▸ **PROBLEM REQUIREMENTS**:
Take every line that has the string "ipſe" and copy it out.

**** PROVIDED DATA

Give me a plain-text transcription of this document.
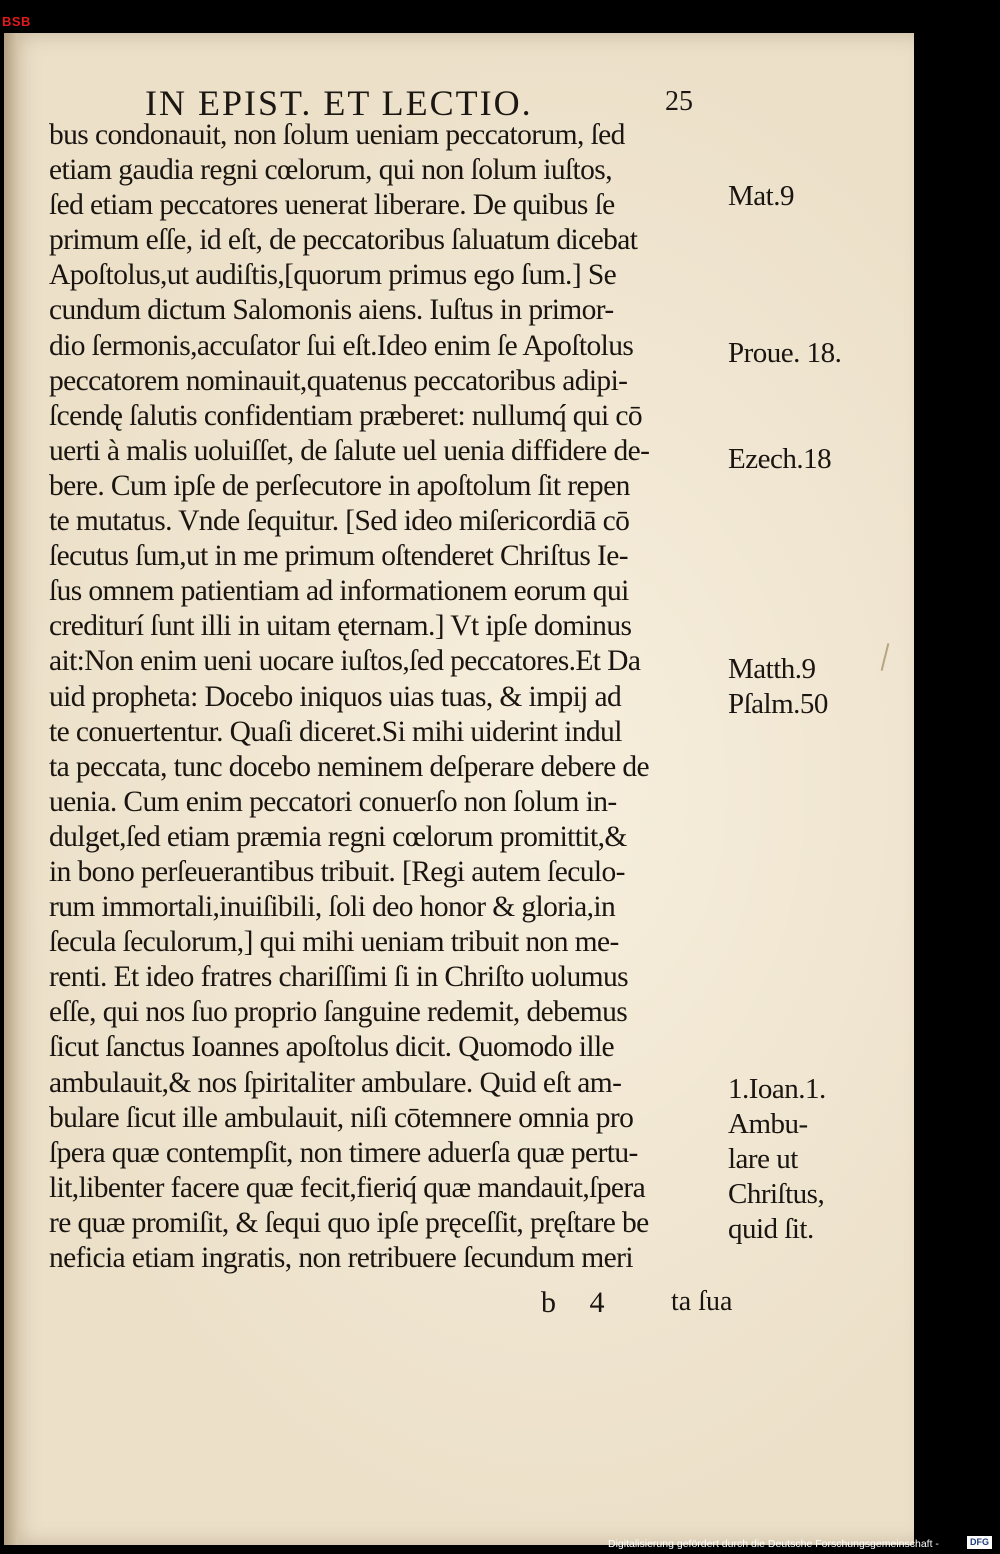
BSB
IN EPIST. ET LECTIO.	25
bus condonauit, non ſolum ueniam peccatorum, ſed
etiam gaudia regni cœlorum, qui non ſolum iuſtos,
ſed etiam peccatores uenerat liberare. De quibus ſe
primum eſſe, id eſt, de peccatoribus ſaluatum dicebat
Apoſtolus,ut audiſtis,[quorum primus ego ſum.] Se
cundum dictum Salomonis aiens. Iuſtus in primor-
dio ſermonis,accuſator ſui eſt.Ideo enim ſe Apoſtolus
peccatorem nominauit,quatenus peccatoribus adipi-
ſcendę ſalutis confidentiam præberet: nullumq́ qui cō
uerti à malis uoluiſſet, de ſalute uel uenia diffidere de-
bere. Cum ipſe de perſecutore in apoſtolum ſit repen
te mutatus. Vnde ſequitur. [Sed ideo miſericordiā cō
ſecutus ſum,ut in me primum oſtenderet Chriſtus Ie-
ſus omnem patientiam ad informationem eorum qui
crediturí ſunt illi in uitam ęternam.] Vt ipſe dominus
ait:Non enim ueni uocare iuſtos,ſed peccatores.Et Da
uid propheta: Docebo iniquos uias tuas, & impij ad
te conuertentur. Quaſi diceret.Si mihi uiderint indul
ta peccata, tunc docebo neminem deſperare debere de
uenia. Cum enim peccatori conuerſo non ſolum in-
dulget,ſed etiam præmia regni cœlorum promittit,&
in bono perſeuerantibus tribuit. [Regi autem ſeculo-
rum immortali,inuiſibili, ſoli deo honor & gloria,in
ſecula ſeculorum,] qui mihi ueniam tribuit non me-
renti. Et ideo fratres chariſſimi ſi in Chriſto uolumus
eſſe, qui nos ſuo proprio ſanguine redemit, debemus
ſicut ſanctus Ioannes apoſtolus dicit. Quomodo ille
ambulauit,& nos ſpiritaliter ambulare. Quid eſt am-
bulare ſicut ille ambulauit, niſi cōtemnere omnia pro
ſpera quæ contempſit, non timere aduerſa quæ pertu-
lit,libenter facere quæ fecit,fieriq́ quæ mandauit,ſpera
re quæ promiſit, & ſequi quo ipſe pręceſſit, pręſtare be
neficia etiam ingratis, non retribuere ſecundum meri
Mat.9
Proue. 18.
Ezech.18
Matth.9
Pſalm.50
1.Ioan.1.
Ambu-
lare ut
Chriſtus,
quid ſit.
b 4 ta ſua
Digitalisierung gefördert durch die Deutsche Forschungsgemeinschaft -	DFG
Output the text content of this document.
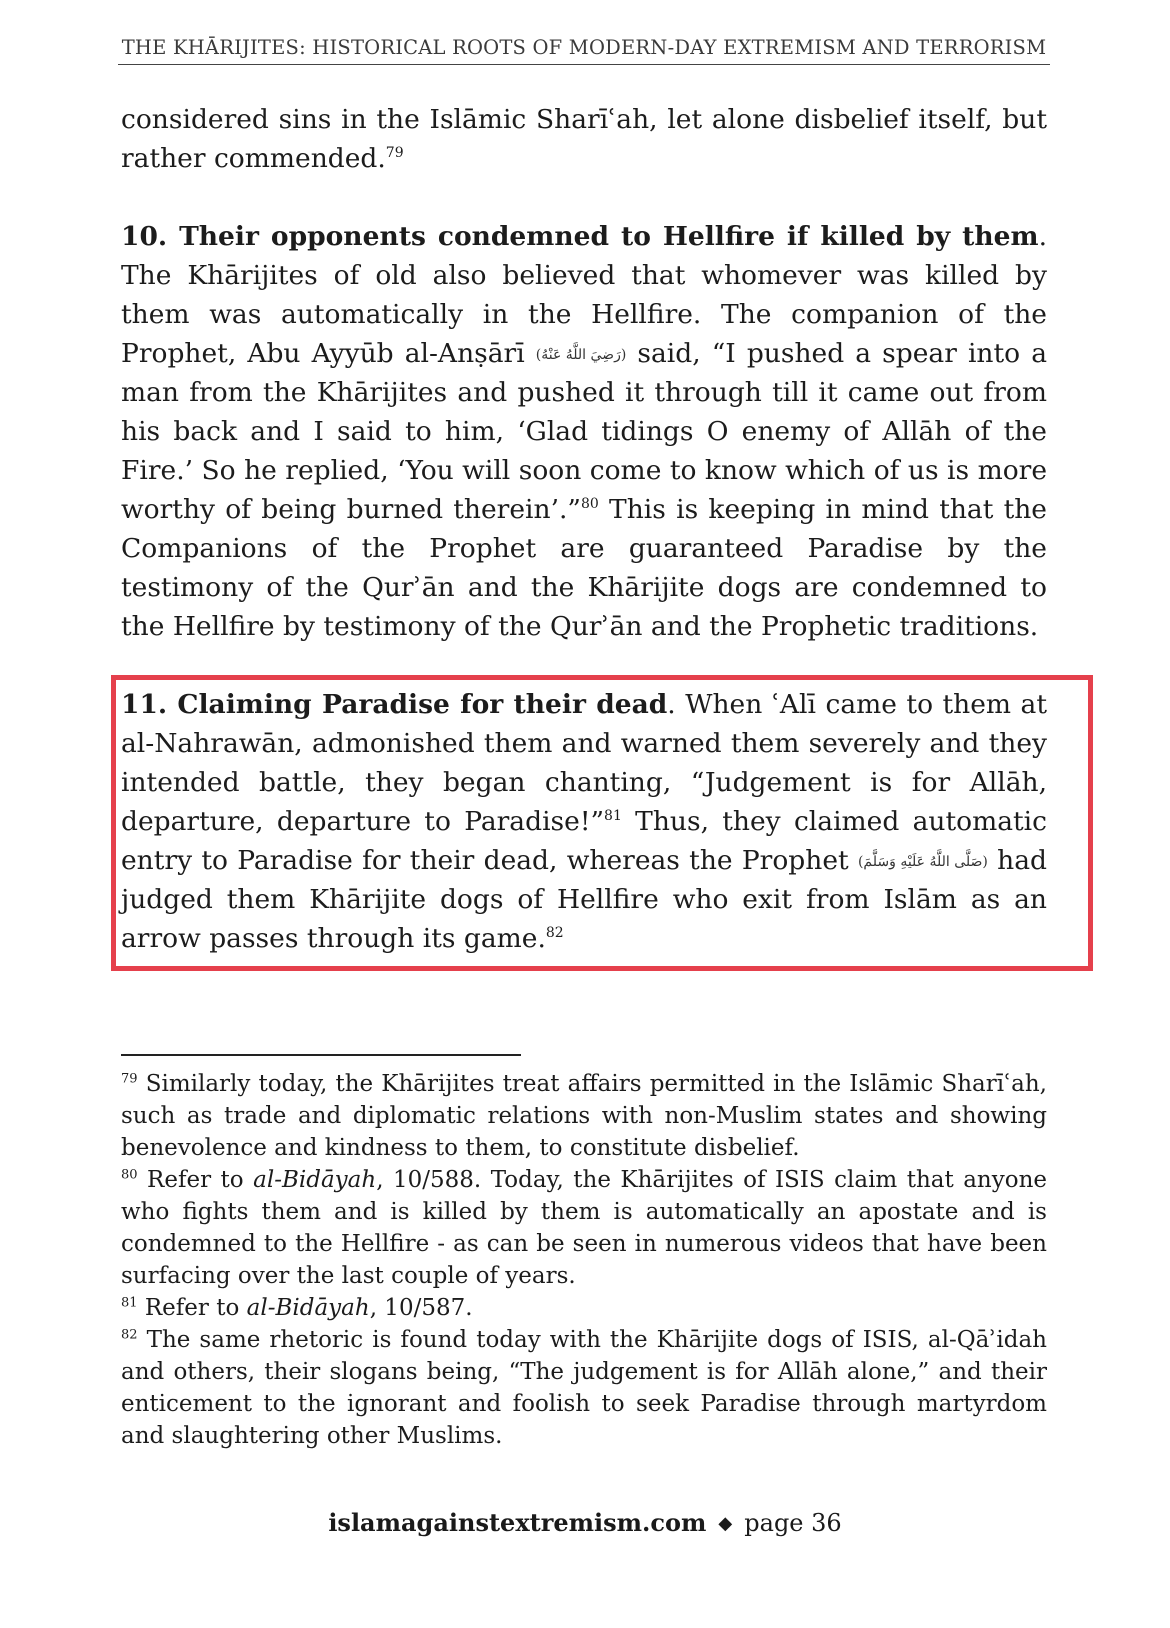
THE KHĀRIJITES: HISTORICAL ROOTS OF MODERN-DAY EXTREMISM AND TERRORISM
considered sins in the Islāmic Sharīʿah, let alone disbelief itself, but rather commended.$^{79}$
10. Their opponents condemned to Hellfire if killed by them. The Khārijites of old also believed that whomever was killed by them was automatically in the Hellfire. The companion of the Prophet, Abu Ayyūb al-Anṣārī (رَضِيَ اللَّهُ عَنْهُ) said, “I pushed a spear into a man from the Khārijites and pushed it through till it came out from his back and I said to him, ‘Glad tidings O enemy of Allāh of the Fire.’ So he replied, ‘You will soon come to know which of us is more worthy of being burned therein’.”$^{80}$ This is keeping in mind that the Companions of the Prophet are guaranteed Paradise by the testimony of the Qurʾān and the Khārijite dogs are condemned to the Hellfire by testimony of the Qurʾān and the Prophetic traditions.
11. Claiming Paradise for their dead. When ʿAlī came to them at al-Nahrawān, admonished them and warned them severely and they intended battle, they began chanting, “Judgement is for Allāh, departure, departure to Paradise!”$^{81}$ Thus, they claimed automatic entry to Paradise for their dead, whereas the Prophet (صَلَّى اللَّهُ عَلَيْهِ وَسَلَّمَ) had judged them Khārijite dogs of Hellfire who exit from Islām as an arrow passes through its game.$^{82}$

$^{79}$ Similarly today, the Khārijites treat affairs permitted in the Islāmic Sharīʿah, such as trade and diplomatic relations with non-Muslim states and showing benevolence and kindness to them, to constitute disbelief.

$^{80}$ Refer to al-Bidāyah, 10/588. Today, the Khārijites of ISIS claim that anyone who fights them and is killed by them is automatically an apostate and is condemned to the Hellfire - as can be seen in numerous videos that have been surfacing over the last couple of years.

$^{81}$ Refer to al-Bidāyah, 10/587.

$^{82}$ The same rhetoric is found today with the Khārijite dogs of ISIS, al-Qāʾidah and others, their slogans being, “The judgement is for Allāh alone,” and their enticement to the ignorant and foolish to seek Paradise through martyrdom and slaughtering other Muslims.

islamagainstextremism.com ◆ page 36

********

▸ **WRITTEN SOLUTION**:
bere. Cum ipſe de perſecutore in apoſtolum ſit repen
crediturí ſunt illi in uitam ęternam.] Vt ipſe dominus
re quæ promiſit, & ſequi quo ipſe pręceſſit, pręſtare be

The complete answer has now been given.